PROMPT ::
In the listing below, count the lines containing the string "Filheul" and state only the number.

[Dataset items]

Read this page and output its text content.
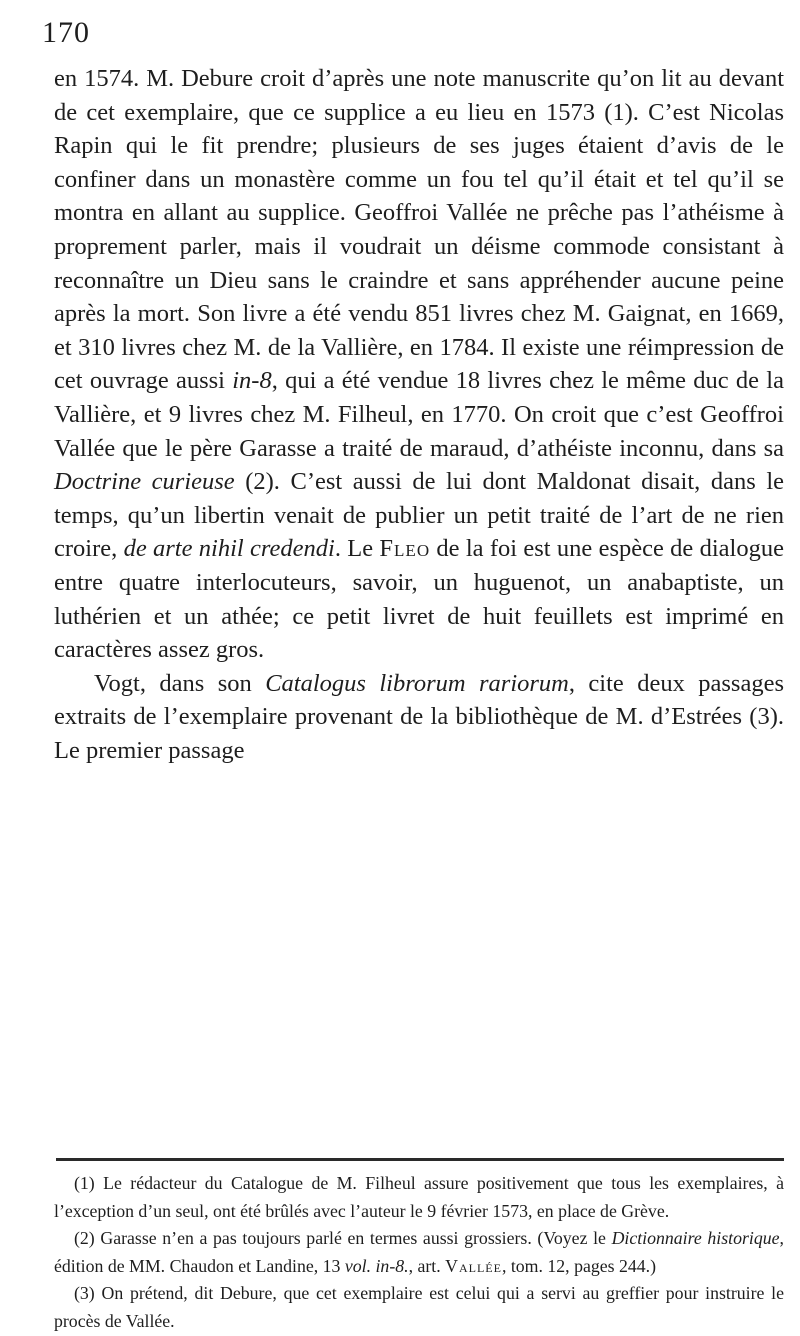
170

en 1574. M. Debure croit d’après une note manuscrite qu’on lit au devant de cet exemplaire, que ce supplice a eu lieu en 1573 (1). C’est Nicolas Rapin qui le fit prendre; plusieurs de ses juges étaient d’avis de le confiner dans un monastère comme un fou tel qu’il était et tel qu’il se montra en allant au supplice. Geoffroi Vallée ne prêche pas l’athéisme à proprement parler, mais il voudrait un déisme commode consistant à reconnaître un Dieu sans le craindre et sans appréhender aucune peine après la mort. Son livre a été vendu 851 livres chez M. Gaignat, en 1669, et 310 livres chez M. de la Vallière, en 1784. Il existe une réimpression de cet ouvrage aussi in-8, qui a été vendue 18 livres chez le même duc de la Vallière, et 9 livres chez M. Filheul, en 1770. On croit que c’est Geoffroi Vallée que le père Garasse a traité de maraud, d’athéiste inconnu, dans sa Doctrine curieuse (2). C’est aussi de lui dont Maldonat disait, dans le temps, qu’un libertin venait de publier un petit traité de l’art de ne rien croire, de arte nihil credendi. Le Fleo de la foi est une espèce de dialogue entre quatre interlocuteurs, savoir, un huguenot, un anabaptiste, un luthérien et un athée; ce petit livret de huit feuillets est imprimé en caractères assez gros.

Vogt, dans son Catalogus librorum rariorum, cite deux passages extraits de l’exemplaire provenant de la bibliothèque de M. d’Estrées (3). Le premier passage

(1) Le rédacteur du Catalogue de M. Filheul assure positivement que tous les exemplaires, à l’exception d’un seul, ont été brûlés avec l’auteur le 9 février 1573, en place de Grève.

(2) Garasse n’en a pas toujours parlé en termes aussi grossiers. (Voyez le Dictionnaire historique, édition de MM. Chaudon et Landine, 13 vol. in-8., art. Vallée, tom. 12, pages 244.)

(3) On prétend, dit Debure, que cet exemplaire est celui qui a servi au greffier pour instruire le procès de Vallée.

ANSWER FOR THIS EXERCISE ::
2